Question : The shadow of a tower standing on a level plane is 40 metres longer when the sun's altitude is 45°, than when it is 60°. The height of the tower is:
Option 1: $30(3+\sqrt{3})$ metres
Option 2: $40(3+\sqrt{3})$ metres
Option 3: $20(3+\sqrt{3})$ metres
Option 4: $10(3+\sqrt{3})$ metres
Correct Answer: $20(3+\sqrt{3})$ metres
Solution :
Given: Height of the tower = AB
Shadow at 60° = BC
Shadow at 45° = BD
CD = 40 metres
Let BC be $x$ m.

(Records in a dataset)
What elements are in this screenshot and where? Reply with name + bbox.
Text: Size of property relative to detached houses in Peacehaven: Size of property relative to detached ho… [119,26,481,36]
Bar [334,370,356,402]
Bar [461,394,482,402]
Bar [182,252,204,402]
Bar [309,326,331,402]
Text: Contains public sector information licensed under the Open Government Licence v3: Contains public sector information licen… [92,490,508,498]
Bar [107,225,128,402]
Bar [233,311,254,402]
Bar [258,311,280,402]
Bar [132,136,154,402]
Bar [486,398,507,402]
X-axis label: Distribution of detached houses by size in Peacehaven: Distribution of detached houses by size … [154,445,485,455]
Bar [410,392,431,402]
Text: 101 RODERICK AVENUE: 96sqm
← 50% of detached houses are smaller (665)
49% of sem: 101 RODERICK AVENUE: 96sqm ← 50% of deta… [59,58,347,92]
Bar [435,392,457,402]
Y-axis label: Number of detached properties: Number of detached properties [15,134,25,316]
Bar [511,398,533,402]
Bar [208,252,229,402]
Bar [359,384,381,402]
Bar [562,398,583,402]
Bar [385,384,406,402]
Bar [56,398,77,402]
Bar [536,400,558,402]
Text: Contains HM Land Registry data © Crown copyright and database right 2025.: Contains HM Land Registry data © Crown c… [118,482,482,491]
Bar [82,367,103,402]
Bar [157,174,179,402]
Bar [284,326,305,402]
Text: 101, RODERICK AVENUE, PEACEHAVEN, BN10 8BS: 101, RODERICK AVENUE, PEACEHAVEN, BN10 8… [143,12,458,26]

* _Exercise requirements_
Edit the tower shadow problem by writing it out from "Question : The" up to and including "BC be $x$ m.", changing "tower" to "pole".

* _Reply to the exercise_
Question : The shadow of a pole standing on a level plane is 40 metres longer when the sun's altitude is 45°, than when it is 60°. The height of the pole is:
Option 1: $30(3+\sqrt{3})$ metres
Option 2: $40(3+\sqrt{3})$ metres
Option 3: $20(3+\sqrt{3})$ metres
Option 4: $10(3+\sqrt{3})$ metres
Correct Answer: $20(3+\sqrt{3})$ metres
Solution :
Given: Height of the pole = AB
Shadow at 60° = BC
Shadow at 45° = BD
CD = 40 metres
Let BC be $x$ m.